Exercise task:
Without the images, output each record below as it stands.

Input material:

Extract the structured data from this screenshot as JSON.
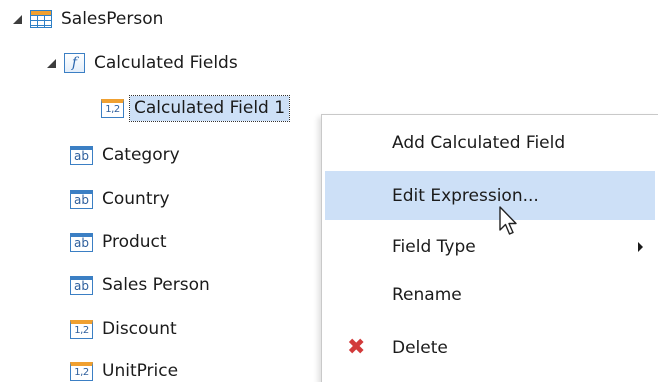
{
  "tree": {
    "root": {
      "label": "SalesPerson",
      "icon": "table-icon"
    },
    "calculated_group": {
      "label": "Calculated Fields",
      "icon": "function-icon"
    },
    "calculated_field": {
      "label": "Calculated Field 1",
      "icon": "numeric-field-icon",
      "icon_text": "1,2"
    },
    "fields": [
      {
        "label": "Category",
        "icon": "string-field-icon",
        "icon_text": "ab"
      },
      {
        "label": "Country",
        "icon": "string-field-icon",
        "icon_text": "ab"
      },
      {
        "label": "Product",
        "icon": "string-field-icon",
        "icon_text": "ab"
      },
      {
        "label": "Sales Person",
        "icon": "string-field-icon",
        "icon_text": "ab"
      },
      {
        "label": "Discount",
        "icon": "numeric-field-icon",
        "icon_text": "1,2"
      },
      {
        "label": "UnitPrice",
        "icon": "numeric-field-icon",
        "icon_text": "1,2"
      }
    ],
    "function_icon_text": "f"
  },
  "context_menu": {
    "items": [
      {
        "label": "Add Calculated Field"
      },
      {
        "label": "Edit Expression..."
      },
      {
        "label": "Field Type"
      },
      {
        "label": "Rename"
      },
      {
        "label": "Delete",
        "icon": "delete-icon"
      }
    ]
  },
  "colors": {
    "selection": "#cde0f7",
    "icon_blue": "#3b7fc4",
    "icon_orange": "#f0a030",
    "delete_red": "#d23a3a"
  }
}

Result below:
Extract the structured data from this screenshot as JSON.
{
  "tree": {
    "root": {
      "label": "SalesPerson",
      "icon": "table-icon"
    },
    "calculated_group": {
      "label": "Calculated Fields",
      "icon": "function-icon"
    },
    "calculated_field": {
      "label": "Calculated Field 1",
      "icon": "numeric-field-icon",
      "icon_text": "1,2"
    },
    "fields": [
      {
        "label": "Category",
        "icon": "string-field-icon",
        "icon_text": "ab"
      },
      {
        "label": "Country",
        "icon": "string-field-icon",
        "icon_text": "ab"
      },
      {
        "label": "Product",
        "icon": "string-field-icon",
        "icon_text": "ab"
      },
      {
        "label": "Sales Person",
        "icon": "string-field-icon",
        "icon_text": "ab"
      },
      {
        "label": "Discount",
        "icon": "numeric-field-icon",
        "icon_text": "1,2"
      },
      {
        "label": "UnitPrice",
        "icon": "numeric-field-icon",
        "icon_text": "1,2"
      }
    ],
    "function_icon_text": "f"
  },
  "context_menu": {
    "items": [
      {
        "label": "Add Calculated Field"
      },
      {
        "label": "Edit Expression..."
      },
      {
        "label": "Field Type"
      },
      {
        "label": "Rename"
      },
      {
        "label": "Delete",
        "icon": "delete-icon"
      }
    ]
  },
  "colors": {
    "selection": "#cde0f7",
    "icon_blue": "#3b7fc4",
    "icon_orange": "#f0a030",
    "delete_red": "#d23a3a"
  }
}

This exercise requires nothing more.